#### [Short exercise]
Give the number of lines holding the string "name" and nothing more.

#### [Entries shown]
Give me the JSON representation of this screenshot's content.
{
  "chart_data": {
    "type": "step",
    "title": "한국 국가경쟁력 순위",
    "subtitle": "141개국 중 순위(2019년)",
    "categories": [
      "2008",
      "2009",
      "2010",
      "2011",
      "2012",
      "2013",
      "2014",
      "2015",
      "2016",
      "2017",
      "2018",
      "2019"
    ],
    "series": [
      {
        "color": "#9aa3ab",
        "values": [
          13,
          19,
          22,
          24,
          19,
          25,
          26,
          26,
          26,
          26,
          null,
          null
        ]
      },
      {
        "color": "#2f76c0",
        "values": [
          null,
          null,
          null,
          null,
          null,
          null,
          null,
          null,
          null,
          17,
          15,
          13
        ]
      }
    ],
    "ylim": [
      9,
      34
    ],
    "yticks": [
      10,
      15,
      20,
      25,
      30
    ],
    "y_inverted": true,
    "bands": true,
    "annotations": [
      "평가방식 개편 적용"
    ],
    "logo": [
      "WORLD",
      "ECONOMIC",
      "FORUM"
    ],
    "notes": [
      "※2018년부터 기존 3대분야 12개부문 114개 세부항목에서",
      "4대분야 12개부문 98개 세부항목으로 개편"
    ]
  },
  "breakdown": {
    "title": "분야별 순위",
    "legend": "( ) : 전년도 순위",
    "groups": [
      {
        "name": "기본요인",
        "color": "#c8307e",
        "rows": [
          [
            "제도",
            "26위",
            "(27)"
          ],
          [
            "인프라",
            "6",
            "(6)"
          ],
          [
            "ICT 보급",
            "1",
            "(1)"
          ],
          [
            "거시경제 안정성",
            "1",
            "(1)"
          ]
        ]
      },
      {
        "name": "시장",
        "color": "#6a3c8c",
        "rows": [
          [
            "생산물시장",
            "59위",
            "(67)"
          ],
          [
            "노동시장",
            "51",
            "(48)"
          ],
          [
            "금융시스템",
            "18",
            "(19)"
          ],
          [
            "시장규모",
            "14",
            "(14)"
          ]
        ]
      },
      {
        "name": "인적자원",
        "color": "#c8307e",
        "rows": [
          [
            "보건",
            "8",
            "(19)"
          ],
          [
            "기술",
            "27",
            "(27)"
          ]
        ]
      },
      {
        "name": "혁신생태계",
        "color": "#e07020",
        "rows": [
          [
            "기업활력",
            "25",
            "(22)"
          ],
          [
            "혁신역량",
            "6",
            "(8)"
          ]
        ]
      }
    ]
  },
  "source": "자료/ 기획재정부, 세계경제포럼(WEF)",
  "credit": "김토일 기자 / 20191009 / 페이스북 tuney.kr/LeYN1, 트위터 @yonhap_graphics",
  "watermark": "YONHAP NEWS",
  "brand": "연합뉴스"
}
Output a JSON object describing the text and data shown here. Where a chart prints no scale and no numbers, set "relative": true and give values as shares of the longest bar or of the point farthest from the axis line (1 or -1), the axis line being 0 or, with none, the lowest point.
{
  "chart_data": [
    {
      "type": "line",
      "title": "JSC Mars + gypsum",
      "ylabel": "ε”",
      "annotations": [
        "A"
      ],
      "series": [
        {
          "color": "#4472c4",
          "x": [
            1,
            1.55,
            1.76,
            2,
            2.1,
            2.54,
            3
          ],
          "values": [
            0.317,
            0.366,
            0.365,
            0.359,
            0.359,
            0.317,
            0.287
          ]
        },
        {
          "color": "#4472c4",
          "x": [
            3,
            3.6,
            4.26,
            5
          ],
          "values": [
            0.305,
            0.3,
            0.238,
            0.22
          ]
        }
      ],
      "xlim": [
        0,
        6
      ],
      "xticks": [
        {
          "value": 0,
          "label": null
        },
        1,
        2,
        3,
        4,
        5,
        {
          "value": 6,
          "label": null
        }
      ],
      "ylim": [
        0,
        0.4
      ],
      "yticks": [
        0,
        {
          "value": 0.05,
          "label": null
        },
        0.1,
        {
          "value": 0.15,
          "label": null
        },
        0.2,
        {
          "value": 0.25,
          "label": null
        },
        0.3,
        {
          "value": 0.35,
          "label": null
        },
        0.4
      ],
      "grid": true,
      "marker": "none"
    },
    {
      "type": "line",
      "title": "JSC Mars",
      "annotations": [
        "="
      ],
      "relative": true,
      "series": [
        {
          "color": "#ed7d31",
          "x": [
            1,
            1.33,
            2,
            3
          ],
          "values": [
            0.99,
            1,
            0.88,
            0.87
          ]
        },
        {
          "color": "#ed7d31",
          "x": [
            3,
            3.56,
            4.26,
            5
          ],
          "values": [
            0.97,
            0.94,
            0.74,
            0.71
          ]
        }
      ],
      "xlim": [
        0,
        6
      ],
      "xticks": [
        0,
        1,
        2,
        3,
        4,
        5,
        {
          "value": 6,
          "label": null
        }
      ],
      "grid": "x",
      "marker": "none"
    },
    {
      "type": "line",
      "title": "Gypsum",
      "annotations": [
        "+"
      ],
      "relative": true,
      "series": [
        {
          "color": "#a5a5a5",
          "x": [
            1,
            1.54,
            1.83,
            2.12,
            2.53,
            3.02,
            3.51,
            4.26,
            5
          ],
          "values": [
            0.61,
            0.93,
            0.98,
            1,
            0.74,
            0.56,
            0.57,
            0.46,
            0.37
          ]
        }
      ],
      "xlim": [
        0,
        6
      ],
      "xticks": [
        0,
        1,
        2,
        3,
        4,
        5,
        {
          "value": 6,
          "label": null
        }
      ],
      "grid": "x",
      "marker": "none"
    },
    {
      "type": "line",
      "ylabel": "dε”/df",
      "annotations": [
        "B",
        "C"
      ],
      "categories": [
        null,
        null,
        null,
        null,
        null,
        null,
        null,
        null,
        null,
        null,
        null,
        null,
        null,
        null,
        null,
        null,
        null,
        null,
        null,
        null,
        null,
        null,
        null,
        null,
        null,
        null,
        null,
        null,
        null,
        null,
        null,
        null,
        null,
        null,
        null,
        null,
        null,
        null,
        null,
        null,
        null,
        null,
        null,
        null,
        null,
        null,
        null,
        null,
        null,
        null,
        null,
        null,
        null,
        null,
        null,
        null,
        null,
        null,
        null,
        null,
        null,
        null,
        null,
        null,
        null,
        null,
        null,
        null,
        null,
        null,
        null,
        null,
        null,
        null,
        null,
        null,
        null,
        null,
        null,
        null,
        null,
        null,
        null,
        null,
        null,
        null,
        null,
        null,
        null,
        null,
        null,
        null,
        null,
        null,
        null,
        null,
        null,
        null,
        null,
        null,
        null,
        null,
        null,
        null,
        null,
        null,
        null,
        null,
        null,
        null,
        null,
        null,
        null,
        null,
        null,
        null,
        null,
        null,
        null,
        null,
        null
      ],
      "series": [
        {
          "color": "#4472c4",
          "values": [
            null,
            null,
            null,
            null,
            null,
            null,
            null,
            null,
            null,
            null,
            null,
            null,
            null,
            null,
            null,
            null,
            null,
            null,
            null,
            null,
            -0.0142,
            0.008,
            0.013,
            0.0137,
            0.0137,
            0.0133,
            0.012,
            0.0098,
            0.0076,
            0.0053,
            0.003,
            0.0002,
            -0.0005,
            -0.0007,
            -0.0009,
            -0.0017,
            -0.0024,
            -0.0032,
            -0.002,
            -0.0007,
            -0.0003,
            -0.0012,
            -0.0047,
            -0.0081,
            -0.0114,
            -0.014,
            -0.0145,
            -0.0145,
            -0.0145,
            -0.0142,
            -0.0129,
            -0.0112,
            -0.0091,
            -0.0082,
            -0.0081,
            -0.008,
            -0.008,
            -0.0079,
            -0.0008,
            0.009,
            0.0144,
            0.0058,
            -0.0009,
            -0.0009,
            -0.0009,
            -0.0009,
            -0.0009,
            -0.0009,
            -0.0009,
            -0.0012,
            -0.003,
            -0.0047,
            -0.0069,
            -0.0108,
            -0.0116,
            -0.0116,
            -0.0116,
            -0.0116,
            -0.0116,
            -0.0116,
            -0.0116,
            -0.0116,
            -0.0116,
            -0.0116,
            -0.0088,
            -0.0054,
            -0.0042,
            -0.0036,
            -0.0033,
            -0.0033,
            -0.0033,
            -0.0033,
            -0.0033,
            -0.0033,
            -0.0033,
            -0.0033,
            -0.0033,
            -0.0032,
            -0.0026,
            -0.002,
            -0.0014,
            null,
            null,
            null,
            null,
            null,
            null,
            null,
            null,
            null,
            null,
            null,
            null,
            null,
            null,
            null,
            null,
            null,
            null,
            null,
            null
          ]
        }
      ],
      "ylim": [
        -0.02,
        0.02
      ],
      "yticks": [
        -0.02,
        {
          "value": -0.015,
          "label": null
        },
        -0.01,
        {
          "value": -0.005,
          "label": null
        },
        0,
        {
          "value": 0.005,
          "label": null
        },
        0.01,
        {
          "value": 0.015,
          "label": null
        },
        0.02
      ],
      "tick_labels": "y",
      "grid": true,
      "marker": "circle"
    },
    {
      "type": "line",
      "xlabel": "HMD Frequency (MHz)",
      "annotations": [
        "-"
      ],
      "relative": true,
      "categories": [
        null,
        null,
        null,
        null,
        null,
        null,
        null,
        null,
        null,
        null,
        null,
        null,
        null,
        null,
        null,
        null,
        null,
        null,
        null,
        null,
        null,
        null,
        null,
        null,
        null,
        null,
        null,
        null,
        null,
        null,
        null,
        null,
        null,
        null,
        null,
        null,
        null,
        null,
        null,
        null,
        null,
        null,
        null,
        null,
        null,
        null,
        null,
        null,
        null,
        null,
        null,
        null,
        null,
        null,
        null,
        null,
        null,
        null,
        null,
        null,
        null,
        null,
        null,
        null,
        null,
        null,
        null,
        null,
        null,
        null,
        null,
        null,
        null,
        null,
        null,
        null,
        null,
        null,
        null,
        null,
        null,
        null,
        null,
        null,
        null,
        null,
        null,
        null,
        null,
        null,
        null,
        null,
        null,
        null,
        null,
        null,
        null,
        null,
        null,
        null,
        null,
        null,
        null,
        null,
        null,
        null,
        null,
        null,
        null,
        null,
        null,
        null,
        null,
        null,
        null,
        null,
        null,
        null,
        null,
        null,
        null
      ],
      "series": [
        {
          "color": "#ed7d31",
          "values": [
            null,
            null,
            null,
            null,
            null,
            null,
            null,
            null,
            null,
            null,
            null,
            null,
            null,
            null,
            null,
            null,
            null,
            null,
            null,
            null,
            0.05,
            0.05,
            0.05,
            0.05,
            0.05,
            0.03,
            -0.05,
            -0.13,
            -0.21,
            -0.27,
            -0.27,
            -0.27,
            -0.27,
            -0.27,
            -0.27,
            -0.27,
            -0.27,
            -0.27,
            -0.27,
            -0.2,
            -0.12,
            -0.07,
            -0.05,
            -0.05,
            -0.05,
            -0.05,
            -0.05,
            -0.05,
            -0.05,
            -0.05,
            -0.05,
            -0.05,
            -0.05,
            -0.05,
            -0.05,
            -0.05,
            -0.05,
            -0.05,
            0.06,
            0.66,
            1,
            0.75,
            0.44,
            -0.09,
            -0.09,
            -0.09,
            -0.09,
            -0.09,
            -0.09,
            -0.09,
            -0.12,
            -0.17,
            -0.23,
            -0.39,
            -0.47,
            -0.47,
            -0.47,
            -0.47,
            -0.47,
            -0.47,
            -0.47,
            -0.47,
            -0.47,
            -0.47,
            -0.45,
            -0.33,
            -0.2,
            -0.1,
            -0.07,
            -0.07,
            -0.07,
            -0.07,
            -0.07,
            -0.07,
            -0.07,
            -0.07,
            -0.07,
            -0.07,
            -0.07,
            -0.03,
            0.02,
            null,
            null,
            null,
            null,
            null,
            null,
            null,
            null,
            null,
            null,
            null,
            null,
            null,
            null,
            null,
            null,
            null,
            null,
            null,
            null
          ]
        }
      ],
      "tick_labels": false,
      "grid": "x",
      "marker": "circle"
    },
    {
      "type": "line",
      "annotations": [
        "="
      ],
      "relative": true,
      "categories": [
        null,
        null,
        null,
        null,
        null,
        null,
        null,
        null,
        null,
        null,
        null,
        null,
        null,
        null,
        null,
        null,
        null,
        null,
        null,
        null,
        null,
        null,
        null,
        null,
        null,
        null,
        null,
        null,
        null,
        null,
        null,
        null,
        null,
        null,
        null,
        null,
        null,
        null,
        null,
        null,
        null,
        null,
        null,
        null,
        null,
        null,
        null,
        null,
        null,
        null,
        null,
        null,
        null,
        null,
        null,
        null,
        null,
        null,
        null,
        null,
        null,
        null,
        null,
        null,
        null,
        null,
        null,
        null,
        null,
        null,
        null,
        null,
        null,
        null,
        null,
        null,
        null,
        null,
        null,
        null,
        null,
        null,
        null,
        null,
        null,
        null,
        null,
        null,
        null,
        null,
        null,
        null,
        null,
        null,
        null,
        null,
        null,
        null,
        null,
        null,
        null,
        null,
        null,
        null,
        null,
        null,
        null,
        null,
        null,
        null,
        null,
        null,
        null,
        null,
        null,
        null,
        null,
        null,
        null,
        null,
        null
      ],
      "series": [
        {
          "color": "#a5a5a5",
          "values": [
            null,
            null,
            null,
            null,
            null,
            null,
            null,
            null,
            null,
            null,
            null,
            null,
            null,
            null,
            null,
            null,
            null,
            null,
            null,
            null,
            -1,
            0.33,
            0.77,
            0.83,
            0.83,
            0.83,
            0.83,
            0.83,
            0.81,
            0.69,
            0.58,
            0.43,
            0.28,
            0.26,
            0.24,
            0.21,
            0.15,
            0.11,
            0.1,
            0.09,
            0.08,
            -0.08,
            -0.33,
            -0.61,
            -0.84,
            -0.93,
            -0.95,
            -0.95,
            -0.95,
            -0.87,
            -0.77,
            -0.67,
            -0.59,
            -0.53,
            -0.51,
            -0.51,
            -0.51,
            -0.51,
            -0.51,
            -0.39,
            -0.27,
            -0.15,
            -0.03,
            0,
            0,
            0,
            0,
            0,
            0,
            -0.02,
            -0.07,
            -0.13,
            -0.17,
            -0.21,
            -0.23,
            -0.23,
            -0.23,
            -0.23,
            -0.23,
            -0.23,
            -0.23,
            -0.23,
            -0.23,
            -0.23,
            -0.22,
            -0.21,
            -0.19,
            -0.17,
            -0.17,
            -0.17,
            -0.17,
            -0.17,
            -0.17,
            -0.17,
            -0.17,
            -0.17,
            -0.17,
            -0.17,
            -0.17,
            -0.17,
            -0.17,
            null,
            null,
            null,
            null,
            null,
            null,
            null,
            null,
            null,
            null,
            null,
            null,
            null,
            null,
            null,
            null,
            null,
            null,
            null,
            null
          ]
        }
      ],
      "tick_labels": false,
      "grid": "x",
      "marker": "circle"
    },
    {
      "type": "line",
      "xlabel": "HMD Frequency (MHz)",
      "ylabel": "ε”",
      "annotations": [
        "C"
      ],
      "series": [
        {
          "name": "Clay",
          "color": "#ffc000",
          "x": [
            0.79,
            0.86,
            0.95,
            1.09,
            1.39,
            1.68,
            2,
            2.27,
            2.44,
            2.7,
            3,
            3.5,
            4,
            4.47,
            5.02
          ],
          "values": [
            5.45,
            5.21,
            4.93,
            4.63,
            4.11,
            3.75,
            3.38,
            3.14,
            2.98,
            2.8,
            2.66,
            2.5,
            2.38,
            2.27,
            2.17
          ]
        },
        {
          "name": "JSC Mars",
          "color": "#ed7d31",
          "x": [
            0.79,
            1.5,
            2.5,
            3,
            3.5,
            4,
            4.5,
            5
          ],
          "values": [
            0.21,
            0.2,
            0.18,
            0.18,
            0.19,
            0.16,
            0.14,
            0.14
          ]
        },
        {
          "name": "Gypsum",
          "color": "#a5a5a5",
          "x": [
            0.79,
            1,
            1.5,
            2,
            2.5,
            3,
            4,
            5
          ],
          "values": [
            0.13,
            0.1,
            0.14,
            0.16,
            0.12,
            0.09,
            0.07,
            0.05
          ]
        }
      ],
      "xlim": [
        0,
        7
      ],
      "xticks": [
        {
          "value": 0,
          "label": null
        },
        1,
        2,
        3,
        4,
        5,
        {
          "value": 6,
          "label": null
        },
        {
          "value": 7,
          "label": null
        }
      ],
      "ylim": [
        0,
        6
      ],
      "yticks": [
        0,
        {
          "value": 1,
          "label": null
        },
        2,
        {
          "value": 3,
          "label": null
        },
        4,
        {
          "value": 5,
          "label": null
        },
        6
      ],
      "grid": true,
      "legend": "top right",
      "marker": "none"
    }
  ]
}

#### [Result of this exercise]
7